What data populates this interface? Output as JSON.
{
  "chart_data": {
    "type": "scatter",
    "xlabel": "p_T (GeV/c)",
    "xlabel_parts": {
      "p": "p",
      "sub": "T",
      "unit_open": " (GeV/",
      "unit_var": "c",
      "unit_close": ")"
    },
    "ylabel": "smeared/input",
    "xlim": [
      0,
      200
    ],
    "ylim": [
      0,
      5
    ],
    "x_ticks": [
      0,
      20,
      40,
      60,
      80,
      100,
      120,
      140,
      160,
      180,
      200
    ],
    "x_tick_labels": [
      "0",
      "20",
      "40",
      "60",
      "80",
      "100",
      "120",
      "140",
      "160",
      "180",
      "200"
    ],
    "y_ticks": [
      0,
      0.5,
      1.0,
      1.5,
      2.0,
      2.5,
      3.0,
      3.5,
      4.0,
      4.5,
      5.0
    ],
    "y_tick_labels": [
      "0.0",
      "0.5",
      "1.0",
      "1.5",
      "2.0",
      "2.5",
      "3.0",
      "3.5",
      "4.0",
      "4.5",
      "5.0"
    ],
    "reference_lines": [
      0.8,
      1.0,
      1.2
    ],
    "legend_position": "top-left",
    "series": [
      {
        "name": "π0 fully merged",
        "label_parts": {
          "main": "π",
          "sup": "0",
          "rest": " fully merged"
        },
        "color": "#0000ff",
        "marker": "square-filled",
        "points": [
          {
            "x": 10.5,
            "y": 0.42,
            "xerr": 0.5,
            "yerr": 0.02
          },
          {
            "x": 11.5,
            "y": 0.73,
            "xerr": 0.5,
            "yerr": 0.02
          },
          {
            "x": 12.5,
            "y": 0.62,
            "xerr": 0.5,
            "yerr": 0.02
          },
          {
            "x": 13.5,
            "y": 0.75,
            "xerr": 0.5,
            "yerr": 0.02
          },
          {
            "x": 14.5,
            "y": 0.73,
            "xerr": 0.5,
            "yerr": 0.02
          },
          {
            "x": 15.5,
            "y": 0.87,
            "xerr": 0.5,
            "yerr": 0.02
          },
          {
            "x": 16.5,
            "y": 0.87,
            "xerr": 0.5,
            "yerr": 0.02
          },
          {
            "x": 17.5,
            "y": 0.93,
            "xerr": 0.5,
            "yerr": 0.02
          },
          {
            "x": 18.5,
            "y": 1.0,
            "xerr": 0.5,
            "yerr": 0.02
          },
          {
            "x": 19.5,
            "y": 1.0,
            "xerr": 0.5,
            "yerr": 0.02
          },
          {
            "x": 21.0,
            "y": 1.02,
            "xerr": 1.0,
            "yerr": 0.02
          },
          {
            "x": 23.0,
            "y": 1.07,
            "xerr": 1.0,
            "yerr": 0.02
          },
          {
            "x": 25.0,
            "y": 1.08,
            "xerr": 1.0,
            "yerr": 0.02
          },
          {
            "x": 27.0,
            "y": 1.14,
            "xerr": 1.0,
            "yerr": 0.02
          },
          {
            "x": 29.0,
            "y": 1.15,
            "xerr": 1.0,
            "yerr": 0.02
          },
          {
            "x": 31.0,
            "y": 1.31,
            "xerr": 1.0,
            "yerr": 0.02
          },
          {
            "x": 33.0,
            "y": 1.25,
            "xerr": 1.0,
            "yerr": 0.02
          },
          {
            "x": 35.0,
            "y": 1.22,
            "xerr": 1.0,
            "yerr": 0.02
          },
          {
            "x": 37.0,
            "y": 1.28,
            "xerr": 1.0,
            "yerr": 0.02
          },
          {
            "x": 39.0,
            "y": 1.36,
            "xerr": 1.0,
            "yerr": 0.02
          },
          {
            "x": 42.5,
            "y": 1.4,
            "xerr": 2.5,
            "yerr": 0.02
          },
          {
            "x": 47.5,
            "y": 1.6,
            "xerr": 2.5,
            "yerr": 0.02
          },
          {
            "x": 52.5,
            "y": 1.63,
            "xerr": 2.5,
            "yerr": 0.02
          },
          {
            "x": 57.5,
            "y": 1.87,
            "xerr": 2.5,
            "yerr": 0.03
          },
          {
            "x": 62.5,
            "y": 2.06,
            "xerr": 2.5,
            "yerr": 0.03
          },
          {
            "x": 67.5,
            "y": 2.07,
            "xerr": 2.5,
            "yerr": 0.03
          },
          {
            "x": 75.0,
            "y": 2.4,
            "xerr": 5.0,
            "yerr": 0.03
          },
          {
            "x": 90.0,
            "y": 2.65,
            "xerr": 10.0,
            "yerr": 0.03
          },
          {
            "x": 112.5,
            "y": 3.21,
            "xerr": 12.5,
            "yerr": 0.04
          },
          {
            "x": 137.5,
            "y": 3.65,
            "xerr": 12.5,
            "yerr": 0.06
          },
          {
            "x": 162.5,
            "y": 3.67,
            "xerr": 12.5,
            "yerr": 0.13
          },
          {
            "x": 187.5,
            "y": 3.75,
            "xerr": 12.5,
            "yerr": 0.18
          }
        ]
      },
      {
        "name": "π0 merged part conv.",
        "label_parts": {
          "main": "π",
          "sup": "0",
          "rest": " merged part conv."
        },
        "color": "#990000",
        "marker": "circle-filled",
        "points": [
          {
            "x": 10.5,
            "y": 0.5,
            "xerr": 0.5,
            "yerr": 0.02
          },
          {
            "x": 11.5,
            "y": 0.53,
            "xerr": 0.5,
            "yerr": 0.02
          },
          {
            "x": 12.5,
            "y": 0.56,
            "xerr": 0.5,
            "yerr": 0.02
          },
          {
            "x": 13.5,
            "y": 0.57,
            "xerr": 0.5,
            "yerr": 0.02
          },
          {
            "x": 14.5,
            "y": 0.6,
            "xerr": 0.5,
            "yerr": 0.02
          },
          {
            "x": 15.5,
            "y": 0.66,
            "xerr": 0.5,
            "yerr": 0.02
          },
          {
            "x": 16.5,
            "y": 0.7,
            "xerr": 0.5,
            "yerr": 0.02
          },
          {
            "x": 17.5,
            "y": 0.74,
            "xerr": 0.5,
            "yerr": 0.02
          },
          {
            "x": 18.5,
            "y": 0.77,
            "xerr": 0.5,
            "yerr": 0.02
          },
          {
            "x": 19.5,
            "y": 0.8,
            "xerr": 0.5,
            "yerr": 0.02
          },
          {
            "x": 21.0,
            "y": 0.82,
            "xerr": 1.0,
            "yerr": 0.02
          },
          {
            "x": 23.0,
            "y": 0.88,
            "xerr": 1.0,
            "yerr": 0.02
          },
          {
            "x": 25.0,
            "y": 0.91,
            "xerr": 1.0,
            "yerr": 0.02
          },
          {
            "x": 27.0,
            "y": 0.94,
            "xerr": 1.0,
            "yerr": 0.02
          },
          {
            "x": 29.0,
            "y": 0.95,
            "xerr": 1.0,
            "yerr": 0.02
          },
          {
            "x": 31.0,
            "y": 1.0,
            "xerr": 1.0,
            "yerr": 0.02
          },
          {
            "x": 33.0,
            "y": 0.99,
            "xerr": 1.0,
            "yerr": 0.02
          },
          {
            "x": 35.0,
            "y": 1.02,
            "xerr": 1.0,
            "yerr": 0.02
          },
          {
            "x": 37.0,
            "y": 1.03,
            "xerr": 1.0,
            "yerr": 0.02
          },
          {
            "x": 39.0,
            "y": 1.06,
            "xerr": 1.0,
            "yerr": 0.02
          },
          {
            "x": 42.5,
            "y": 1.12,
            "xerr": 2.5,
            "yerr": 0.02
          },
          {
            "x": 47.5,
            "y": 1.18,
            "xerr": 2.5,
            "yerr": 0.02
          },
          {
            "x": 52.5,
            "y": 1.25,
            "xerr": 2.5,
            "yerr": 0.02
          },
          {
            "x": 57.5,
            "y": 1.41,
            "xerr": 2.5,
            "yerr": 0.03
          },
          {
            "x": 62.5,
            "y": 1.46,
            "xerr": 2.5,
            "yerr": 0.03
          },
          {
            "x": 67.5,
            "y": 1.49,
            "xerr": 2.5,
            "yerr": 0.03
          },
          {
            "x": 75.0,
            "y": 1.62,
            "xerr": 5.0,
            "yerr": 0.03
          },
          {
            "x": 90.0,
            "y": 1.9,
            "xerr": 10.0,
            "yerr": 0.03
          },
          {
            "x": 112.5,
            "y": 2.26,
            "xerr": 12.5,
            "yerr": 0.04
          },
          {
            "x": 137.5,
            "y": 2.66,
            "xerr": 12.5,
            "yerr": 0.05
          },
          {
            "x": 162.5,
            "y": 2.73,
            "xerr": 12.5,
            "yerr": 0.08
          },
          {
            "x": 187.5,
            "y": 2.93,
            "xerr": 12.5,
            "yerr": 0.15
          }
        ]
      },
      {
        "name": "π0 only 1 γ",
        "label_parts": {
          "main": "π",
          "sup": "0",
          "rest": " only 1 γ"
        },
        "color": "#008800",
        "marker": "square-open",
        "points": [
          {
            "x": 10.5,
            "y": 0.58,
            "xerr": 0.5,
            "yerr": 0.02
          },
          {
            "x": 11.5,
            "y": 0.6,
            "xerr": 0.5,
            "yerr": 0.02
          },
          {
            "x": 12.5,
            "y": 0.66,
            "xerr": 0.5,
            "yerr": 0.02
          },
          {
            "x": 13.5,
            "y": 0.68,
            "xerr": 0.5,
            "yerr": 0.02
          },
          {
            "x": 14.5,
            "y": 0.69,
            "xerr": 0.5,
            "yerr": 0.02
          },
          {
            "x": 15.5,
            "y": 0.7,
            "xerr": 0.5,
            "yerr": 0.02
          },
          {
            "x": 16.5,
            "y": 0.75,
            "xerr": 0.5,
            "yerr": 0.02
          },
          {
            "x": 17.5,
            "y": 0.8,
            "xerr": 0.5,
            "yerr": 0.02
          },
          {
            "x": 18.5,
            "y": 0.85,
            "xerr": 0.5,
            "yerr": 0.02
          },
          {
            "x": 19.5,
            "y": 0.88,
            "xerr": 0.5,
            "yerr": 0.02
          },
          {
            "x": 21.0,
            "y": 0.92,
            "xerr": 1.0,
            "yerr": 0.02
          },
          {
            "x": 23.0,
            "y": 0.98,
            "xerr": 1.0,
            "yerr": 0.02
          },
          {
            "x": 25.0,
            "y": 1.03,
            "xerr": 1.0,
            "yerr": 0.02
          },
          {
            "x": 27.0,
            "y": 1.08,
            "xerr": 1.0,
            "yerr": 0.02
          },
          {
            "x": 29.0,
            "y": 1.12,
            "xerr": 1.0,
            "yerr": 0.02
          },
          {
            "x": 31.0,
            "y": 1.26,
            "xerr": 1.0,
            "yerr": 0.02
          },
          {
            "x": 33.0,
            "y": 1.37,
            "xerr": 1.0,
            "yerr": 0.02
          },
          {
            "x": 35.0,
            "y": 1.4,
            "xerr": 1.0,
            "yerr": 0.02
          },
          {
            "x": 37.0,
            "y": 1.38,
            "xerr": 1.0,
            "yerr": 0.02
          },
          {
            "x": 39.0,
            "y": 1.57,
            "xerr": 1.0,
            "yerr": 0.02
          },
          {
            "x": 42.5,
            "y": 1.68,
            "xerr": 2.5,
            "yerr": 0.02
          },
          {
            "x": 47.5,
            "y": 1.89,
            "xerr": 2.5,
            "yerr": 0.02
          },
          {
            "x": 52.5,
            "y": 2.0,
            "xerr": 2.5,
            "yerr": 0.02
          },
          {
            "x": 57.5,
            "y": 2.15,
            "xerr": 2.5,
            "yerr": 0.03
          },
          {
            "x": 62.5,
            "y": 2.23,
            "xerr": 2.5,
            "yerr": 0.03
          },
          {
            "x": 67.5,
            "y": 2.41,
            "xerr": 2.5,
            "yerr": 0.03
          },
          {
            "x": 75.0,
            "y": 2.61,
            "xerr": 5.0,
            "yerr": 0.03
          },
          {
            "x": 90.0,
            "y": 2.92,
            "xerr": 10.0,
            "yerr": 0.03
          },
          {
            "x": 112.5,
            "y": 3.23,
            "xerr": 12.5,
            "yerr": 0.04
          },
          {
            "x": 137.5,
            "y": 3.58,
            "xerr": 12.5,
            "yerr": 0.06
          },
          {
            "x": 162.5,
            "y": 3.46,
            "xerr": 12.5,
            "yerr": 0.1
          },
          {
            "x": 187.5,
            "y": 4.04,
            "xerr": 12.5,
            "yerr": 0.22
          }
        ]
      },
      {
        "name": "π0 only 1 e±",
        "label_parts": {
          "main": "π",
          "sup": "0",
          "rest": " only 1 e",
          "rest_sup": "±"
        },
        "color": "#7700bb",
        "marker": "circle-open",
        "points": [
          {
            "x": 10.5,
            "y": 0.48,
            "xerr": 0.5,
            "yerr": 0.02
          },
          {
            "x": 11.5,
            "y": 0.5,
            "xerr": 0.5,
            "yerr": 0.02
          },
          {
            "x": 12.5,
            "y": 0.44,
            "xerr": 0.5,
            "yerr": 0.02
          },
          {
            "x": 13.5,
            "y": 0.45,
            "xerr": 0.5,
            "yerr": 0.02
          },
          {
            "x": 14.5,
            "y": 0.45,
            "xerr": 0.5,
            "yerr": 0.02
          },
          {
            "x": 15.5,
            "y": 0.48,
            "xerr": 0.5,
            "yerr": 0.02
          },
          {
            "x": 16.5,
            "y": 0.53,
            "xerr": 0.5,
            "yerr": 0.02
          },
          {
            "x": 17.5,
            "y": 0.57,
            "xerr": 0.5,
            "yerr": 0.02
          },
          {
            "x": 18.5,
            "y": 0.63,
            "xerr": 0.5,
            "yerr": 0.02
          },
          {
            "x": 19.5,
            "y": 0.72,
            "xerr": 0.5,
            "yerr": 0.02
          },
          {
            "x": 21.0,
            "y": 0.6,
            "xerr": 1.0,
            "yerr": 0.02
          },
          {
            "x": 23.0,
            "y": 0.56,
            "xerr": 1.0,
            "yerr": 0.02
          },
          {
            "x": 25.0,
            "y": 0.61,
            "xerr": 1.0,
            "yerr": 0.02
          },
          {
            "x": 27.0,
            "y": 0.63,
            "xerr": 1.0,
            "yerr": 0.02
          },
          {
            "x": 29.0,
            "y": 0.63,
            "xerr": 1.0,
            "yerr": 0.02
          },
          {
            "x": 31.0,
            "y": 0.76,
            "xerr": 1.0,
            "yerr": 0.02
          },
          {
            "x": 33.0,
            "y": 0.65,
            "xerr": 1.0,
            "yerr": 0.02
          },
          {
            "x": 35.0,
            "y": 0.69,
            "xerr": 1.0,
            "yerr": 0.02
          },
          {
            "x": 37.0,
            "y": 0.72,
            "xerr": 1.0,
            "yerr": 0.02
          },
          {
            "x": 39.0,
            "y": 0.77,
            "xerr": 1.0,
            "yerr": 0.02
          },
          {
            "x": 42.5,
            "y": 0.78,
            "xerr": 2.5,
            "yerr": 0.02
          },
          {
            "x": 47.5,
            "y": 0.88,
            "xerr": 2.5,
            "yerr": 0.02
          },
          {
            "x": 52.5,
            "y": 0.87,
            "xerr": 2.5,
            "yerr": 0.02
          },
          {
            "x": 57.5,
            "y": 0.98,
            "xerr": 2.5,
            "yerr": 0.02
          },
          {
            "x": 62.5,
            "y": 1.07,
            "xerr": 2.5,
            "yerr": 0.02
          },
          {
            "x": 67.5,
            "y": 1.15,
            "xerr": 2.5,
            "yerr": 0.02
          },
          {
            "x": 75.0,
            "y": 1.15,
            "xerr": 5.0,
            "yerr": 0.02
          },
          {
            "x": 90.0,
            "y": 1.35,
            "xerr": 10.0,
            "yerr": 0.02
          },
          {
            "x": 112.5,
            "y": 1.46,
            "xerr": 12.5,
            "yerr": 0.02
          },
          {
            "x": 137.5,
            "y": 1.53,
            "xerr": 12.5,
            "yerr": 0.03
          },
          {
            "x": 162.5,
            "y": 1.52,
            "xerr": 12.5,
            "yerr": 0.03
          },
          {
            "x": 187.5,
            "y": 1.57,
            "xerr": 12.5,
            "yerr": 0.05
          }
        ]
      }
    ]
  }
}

==========

Identify the lines above with the word "only". Copy them.

        "name": "π0 only 1 γ",
          "rest": " only 1 γ"
        "name": "π0 only 1 e±",
          "rest": " only 1 e",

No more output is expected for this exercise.